_Dataset records_
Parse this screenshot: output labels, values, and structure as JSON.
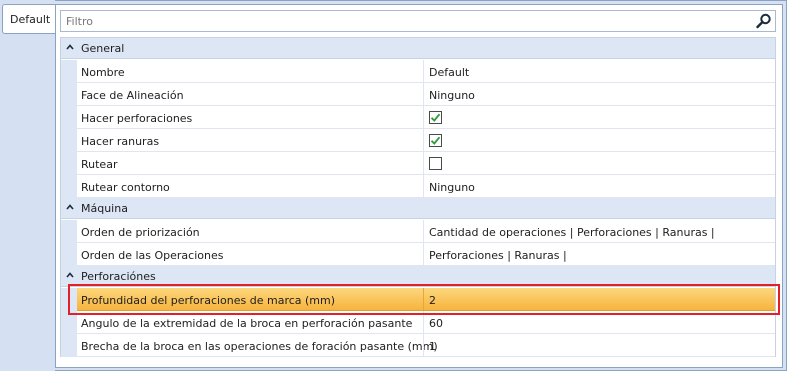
{
  "tab": {
    "label": "Default"
  },
  "filter": {
    "placeholder": "Filtro"
  },
  "icons": {
    "search": "search-icon",
    "check": "check-icon",
    "collapse": "chevron-up-icon"
  },
  "colors": {
    "selection": "#f9c660",
    "highlight_border": "#e0202a",
    "category_bg": "#dce6f4",
    "check_green": "#2e9a3a"
  },
  "categories": [
    {
      "label": "General",
      "rows": [
        {
          "name": "Nombre",
          "value": "Default",
          "type": "text"
        },
        {
          "name": "Face de Alineación",
          "value": "Ninguno",
          "type": "text"
        },
        {
          "name": "Hacer perforaciones",
          "value": "",
          "checked": true,
          "type": "checkbox"
        },
        {
          "name": "Hacer ranuras",
          "value": "",
          "checked": true,
          "type": "checkbox"
        },
        {
          "name": "Rutear",
          "value": "",
          "checked": false,
          "type": "checkbox"
        },
        {
          "name": "Rutear contorno",
          "value": "Ninguno",
          "type": "text"
        }
      ]
    },
    {
      "label": "Máquina",
      "rows": [
        {
          "name": "Orden de priorización",
          "value": "Cantidad de operaciones | Perforaciones | Ranuras |",
          "type": "text"
        },
        {
          "name": "Orden de las Operaciones",
          "value": "Perforaciones | Ranuras |",
          "type": "text"
        }
      ]
    },
    {
      "label": "Perforaciónes",
      "rows": [
        {
          "name": "Profundidad del perforaciones de marca (mm)",
          "value": "2",
          "type": "text",
          "selected": true
        },
        {
          "name": "Angulo de la extremidad de la broca en perforación pasante",
          "value": "60",
          "type": "text"
        },
        {
          "name": "Brecha de la broca en las operaciones de foración pasante (mm)",
          "value": "1",
          "type": "text"
        }
      ]
    }
  ]
}
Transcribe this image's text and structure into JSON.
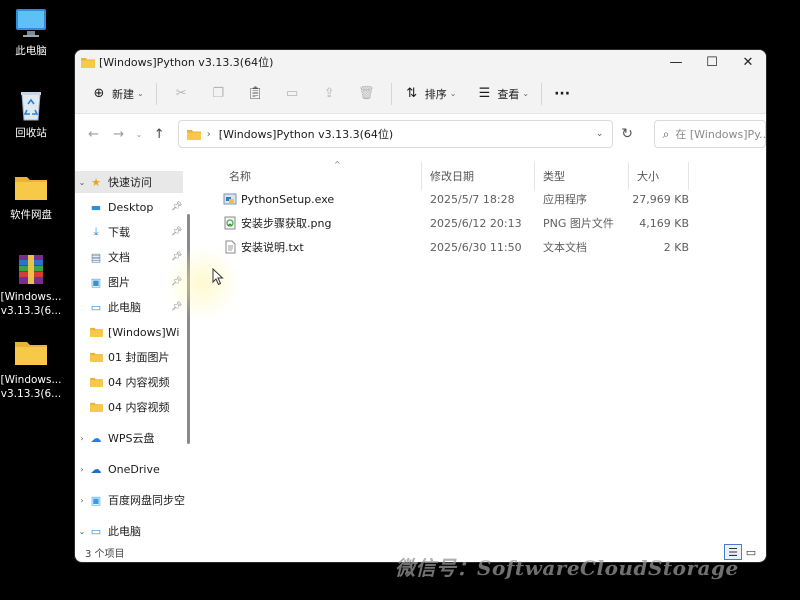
{
  "desktop": {
    "icons": [
      {
        "label": "此电脑",
        "icon": "monitor-icon"
      },
      {
        "label": "回收站",
        "icon": "recycle-bin-icon"
      },
      {
        "label": "软件网盘",
        "icon": "folder-icon"
      },
      {
        "label": "[Windows...",
        "label2": "v3.13.3(6...",
        "icon": "archive-icon"
      },
      {
        "label": "[Windows...",
        "label2": "v3.13.3(6...",
        "icon": "folder-icon"
      }
    ]
  },
  "window": {
    "title": "[Windows]Python v3.13.3(64位)",
    "controls": {
      "minimize": "—",
      "maximize": "☐",
      "close": "✕"
    }
  },
  "toolbar": {
    "new_label": "新建",
    "sort_label": "排序",
    "view_label": "查看",
    "more": "···"
  },
  "address": {
    "path": "[Windows]Python v3.13.3(64位)",
    "search_placeholder": "在 [Windows]Py..."
  },
  "nav": {
    "quick_access": "快速访问",
    "items": [
      {
        "label": "Desktop",
        "icon": "desktop-icon",
        "pinned": true
      },
      {
        "label": "下载",
        "icon": "download-icon",
        "pinned": true
      },
      {
        "label": "文档",
        "icon": "documents-icon",
        "pinned": true
      },
      {
        "label": "图片",
        "icon": "pictures-icon",
        "pinned": true
      },
      {
        "label": "此电脑",
        "icon": "monitor-icon",
        "pinned": true
      },
      {
        "label": "[Windows]Wi",
        "icon": "folder-icon",
        "pinned": false
      },
      {
        "label": "01 封面图片",
        "icon": "folder-icon",
        "pinned": false
      },
      {
        "label": "04 内容视频",
        "icon": "folder-icon",
        "pinned": false
      },
      {
        "label": "04 内容视频",
        "icon": "folder-icon",
        "pinned": false
      }
    ],
    "wps": "WPS云盘",
    "onedrive": "OneDrive",
    "baidu": "百度网盘同步空",
    "thispc": "此电脑"
  },
  "columns": {
    "name": "名称",
    "date": "修改日期",
    "type": "类型",
    "size": "大小"
  },
  "files": [
    {
      "name": "PythonSetup.exe",
      "date": "2025/5/7 18:28",
      "type": "应用程序",
      "size": "27,969 KB",
      "icon": "exe-icon"
    },
    {
      "name": "安装步骤获取.png",
      "date": "2025/6/12 20:13",
      "type": "PNG 图片文件",
      "size": "4,169 KB",
      "icon": "image-file-icon"
    },
    {
      "name": "安装说明.txt",
      "date": "2025/6/30 11:50",
      "type": "文本文档",
      "size": "2 KB",
      "icon": "text-file-icon"
    }
  ],
  "status": {
    "count": "3 个项目"
  },
  "watermark": "微信号：SoftwareCloudStorage"
}
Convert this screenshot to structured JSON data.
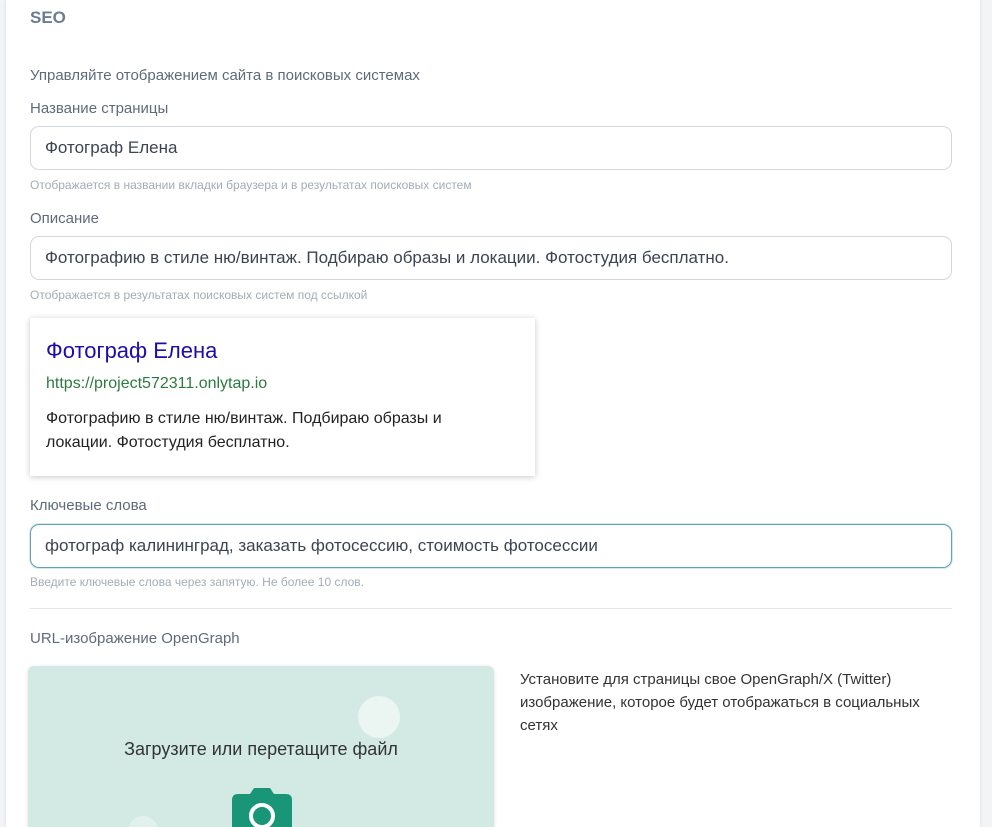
{
  "section": {
    "title": "SEO",
    "subtitle": "Управляйте отображением сайта в поисковых системах"
  },
  "page_name": {
    "label": "Название страницы",
    "value": "Фотограф Елена",
    "hint": "Отображается в названии вкладки браузера и в результатах поисковых систем"
  },
  "description": {
    "label": "Описание",
    "value": "Фотографию в стиле ню/винтаж. Подбираю образы и локации. Фотостудия бесплатно.",
    "hint": "Отображается в результатах поисковых систем под ссылкой"
  },
  "preview": {
    "title": "Фотограф Елена",
    "url": "https://project572311.onlytap.io",
    "description": "Фотографию в стиле ню/винтаж. Подбираю образы и локации. Фотостудия бесплатно."
  },
  "keywords": {
    "label": "Ключевые слова",
    "value": "фотограф калининград, заказать фотосессию, стоимость фотосессии",
    "hint": "Введите ключевые слова через запятую. Не более 10 слов."
  },
  "opengraph": {
    "label": "URL-изображение OpenGraph",
    "upload_text": "Загрузите или перетащите файл",
    "upload_icon": "camera-icon",
    "description": "Установите для страницы свое OpenGraph/X (Twitter) изображение, которое будет отображаться в социальных сетях"
  },
  "colors": {
    "accent": "#199577",
    "preview_title": "#1a0dab",
    "preview_url": "#2d7a3f",
    "upload_bg": "#d3eae4"
  }
}
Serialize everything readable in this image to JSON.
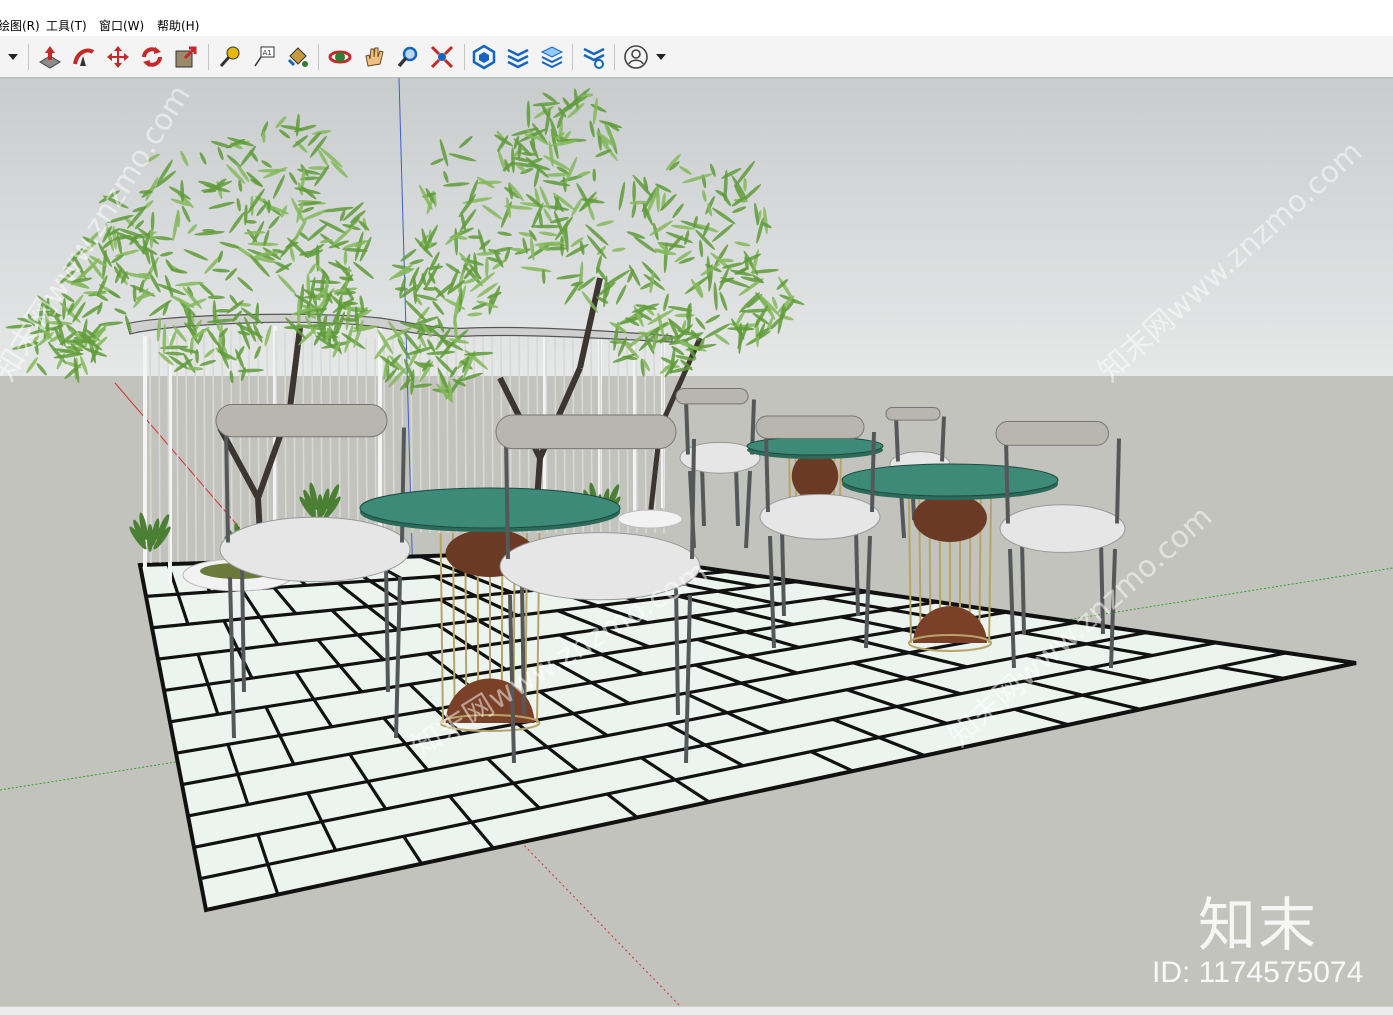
{
  "menu": {
    "items": [
      {
        "label": "绘图(R)"
      },
      {
        "label": "工具(T)"
      },
      {
        "label": "窗口(W)"
      },
      {
        "label": "帮助(H)"
      }
    ]
  },
  "toolbar": {
    "tools": [
      {
        "icon": "dropdown-arrow-icon"
      },
      {
        "icon": "push-pull-icon",
        "color": "#c62828"
      },
      {
        "icon": "follow-me-icon",
        "color": "#c62828"
      },
      {
        "icon": "move-icon",
        "color": "#c62828"
      },
      {
        "icon": "rotate-icon",
        "color": "#c62828"
      },
      {
        "icon": "scale-icon",
        "color": "#c62828"
      },
      {
        "icon": "tape-measure-icon",
        "color": "#d8a800"
      },
      {
        "icon": "text-label-icon",
        "color": "#333333"
      },
      {
        "icon": "paint-bucket-icon",
        "color": "#8a6a1a"
      },
      {
        "icon": "orbit-icon",
        "color": "#c62828"
      },
      {
        "icon": "pan-hand-icon",
        "color": "#e0a060"
      },
      {
        "icon": "zoom-icon",
        "color": "#1565c0"
      },
      {
        "icon": "zoom-extents-icon",
        "color": "#c62828"
      },
      {
        "icon": "warehouse-icon",
        "color": "#1565c0"
      },
      {
        "icon": "extension-warehouse-icon",
        "color": "#1565c0"
      },
      {
        "icon": "layers-icon",
        "color": "#1565c0"
      },
      {
        "icon": "extension-manager-icon",
        "color": "#1565c0"
      },
      {
        "icon": "user-account-icon",
        "color": "#444444"
      },
      {
        "icon": "account-dropdown-icon"
      }
    ]
  },
  "viewport": {
    "sky_color": "#d4d8d8",
    "ground_color": "#c3c3bd",
    "tile_color": "#ecf4f0",
    "table_top_color": "#3d8a78",
    "foliage_color": "#5f9b3a"
  },
  "watermark": {
    "diagonal_text": "知末网www.znzmo.com",
    "brand": "知末",
    "id_text": "ID: 1174575074"
  }
}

_Task_
Look for the word "винтаж" in every line of the listing and copy the lines that have it.

_Reply_
    "value": "Фотографию в стиле ню/винтаж. Подбираю образы и локации. Фотостудия бесплатно.",
    "description": "Фотографию в стиле ню/винтаж. Подбираю образы и локации. Фотостудия бесплатно."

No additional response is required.